Extracted records:
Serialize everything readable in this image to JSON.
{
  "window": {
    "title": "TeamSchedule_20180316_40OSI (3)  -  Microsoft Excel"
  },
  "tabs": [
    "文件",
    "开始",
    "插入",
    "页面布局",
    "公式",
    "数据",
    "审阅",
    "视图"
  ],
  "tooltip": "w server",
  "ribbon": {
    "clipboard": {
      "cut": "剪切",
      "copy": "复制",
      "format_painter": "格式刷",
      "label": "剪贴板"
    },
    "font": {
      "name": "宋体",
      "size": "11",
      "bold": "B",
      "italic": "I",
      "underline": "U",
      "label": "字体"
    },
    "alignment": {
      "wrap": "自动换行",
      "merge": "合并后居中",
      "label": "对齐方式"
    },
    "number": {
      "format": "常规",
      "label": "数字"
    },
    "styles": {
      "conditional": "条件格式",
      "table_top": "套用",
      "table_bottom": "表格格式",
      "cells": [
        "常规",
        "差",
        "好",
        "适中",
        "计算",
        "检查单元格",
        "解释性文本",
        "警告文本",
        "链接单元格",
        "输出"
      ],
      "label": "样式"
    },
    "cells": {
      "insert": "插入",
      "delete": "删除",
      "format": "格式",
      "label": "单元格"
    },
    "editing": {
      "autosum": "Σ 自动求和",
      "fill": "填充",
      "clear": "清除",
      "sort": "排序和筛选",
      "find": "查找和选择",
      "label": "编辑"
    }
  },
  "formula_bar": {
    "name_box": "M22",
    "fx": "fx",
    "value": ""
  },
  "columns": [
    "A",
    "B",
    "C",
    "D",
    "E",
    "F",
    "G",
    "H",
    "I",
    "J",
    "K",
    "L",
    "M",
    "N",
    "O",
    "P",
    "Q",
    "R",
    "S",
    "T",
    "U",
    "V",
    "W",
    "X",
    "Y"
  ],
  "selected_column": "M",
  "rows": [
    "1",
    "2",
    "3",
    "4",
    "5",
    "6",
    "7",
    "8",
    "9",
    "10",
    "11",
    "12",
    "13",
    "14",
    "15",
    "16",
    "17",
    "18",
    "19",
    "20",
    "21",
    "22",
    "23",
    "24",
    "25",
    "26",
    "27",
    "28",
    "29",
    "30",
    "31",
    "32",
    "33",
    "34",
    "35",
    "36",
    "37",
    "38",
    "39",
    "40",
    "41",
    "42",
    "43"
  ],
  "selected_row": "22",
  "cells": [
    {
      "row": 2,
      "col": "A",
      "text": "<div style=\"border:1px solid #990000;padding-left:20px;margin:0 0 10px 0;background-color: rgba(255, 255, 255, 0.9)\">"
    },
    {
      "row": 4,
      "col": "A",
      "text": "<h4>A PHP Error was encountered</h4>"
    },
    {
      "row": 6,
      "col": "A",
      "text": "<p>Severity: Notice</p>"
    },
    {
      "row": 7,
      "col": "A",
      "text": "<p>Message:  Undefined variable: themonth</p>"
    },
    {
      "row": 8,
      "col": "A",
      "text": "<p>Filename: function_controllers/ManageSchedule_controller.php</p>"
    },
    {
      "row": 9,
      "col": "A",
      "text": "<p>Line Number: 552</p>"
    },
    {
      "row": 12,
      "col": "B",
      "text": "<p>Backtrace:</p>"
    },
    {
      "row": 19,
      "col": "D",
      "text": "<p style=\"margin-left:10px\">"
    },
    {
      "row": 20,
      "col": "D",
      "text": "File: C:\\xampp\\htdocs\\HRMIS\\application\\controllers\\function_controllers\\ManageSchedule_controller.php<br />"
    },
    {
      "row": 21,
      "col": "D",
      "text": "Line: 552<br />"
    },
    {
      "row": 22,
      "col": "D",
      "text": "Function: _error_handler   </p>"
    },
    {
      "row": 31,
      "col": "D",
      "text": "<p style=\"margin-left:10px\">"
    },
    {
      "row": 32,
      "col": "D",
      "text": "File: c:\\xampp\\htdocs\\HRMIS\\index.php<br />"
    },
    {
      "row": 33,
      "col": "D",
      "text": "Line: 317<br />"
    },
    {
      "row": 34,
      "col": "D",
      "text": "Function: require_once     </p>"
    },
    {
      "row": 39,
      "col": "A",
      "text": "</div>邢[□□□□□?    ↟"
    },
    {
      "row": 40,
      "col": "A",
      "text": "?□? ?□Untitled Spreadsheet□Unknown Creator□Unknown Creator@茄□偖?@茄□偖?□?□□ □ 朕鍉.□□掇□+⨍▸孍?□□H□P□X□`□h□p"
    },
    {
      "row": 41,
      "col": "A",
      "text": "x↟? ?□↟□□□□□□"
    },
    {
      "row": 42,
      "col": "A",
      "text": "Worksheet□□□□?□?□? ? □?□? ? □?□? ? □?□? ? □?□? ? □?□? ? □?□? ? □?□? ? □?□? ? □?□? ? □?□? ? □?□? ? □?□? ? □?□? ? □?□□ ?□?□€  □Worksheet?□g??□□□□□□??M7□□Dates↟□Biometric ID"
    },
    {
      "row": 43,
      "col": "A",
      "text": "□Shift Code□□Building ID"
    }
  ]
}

§ **BRIEF**
Retype each record exactly, leaving nothing out.

§ **FINISHED ANSWER**
Serialize everything readable in this image to JSON.
{
  "window": {
    "title": "TeamSchedule_20180316_40OSI (3)  -  Microsoft Excel"
  },
  "tabs": [
    "文件",
    "开始",
    "插入",
    "页面布局",
    "公式",
    "数据",
    "审阅",
    "视图"
  ],
  "tooltip": "w server",
  "ribbon": {
    "clipboard": {
      "cut": "剪切",
      "copy": "复制",
      "format_painter": "格式刷",
      "label": "剪贴板"
    },
    "font": {
      "name": "宋体",
      "size": "11",
      "bold": "B",
      "italic": "I",
      "underline": "U",
      "label": "字体"
    },
    "alignment": {
      "wrap": "自动换行",
      "merge": "合并后居中",
      "label": "对齐方式"
    },
    "number": {
      "format": "常规",
      "label": "数字"
    },
    "styles": {
      "conditional": "条件格式",
      "table_top": "套用",
      "table_bottom": "表格格式",
      "cells": [
        "常规",
        "差",
        "好",
        "适中",
        "计算",
        "检查单元格",
        "解释性文本",
        "警告文本",
        "链接单元格",
        "输出"
      ],
      "label": "样式"
    },
    "cells": {
      "insert": "插入",
      "delete": "删除",
      "format": "格式",
      "label": "单元格"
    },
    "editing": {
      "autosum": "Σ 自动求和",
      "fill": "填充",
      "clear": "清除",
      "sort": "排序和筛选",
      "find": "查找和选择",
      "label": "编辑"
    }
  },
  "formula_bar": {
    "name_box": "M22",
    "fx": "fx",
    "value": ""
  },
  "columns": [
    "A",
    "B",
    "C",
    "D",
    "E",
    "F",
    "G",
    "H",
    "I",
    "J",
    "K",
    "L",
    "M",
    "N",
    "O",
    "P",
    "Q",
    "R",
    "S",
    "T",
    "U",
    "V",
    "W",
    "X",
    "Y"
  ],
  "selected_column": "M",
  "rows": [
    "1",
    "2",
    "3",
    "4",
    "5",
    "6",
    "7",
    "8",
    "9",
    "10",
    "11",
    "12",
    "13",
    "14",
    "15",
    "16",
    "17",
    "18",
    "19",
    "20",
    "21",
    "22",
    "23",
    "24",
    "25",
    "26",
    "27",
    "28",
    "29",
    "30",
    "31",
    "32",
    "33",
    "34",
    "35",
    "36",
    "37",
    "38",
    "39",
    "40",
    "41",
    "42",
    "43"
  ],
  "selected_row": "22",
  "cells": [
    {
      "row": 2,
      "col": "A",
      "text": "<div style=\"border:1px solid #990000;padding-left:20px;margin:0 0 10px 0;background-color: rgba(255, 255, 255, 0.9)\">"
    },
    {
      "row": 4,
      "col": "A",
      "text": "<h4>A PHP Error was encountered</h4>"
    },
    {
      "row": 6,
      "col": "A",
      "text": "<p>Severity: Notice</p>"
    },
    {
      "row": 7,
      "col": "A",
      "text": "<p>Message:  Undefined variable: themonth</p>"
    },
    {
      "row": 8,
      "col": "A",
      "text": "<p>Filename: function_controllers/ManageSchedule_controller.php</p>"
    },
    {
      "row": 9,
      "col": "A",
      "text": "<p>Line Number: 552</p>"
    },
    {
      "row": 12,
      "col": "B",
      "text": "<p>Backtrace:</p>"
    },
    {
      "row": 19,
      "col": "D",
      "text": "<p style=\"margin-left:10px\">"
    },
    {
      "row": 20,
      "col": "D",
      "text": "File: C:\\xampp\\htdocs\\HRMIS\\application\\controllers\\function_controllers\\ManageSchedule_controller.php<br />"
    },
    {
      "row": 21,
      "col": "D",
      "text": "Line: 552<br />"
    },
    {
      "row": 22,
      "col": "D",
      "text": "Function: _error_handler   </p>"
    },
    {
      "row": 31,
      "col": "D",
      "text": "<p style=\"margin-left:10px\">"
    },
    {
      "row": 32,
      "col": "D",
      "text": "File: c:\\xampp\\htdocs\\HRMIS\\index.php<br />"
    },
    {
      "row": 33,
      "col": "D",
      "text": "Line: 317<br />"
    },
    {
      "row": 34,
      "col": "D",
      "text": "Function: require_once     </p>"
    },
    {
      "row": 39,
      "col": "A",
      "text": "</div>邢[□□□□□?    ↟"
    },
    {
      "row": 40,
      "col": "A",
      "text": "?□? ?□Untitled Spreadsheet□Unknown Creator□Unknown Creator@茄□偖?@茄□偖?□?□□ □ 朕鍉.□□掇□+⨍▸孍?□□H□P□X□`□h□p"
    },
    {
      "row": 41,
      "col": "A",
      "text": "x↟? ?□↟□□□□□□"
    },
    {
      "row": 42,
      "col": "A",
      "text": "Worksheet□□□□?□?□? ? □?□? ? □?□? ? □?□? ? □?□? ? □?□? ? □?□? ? □?□? ? □?□? ? □?□? ? □?□? ? □?□? ? □?□? ? □?□? ? □?□□ ?□?□€  □Worksheet?□g??□□□□□□??M7□□Dates↟□Biometric ID"
    },
    {
      "row": 43,
      "col": "A",
      "text": "□Shift Code□□Building ID"
    }
  ]
}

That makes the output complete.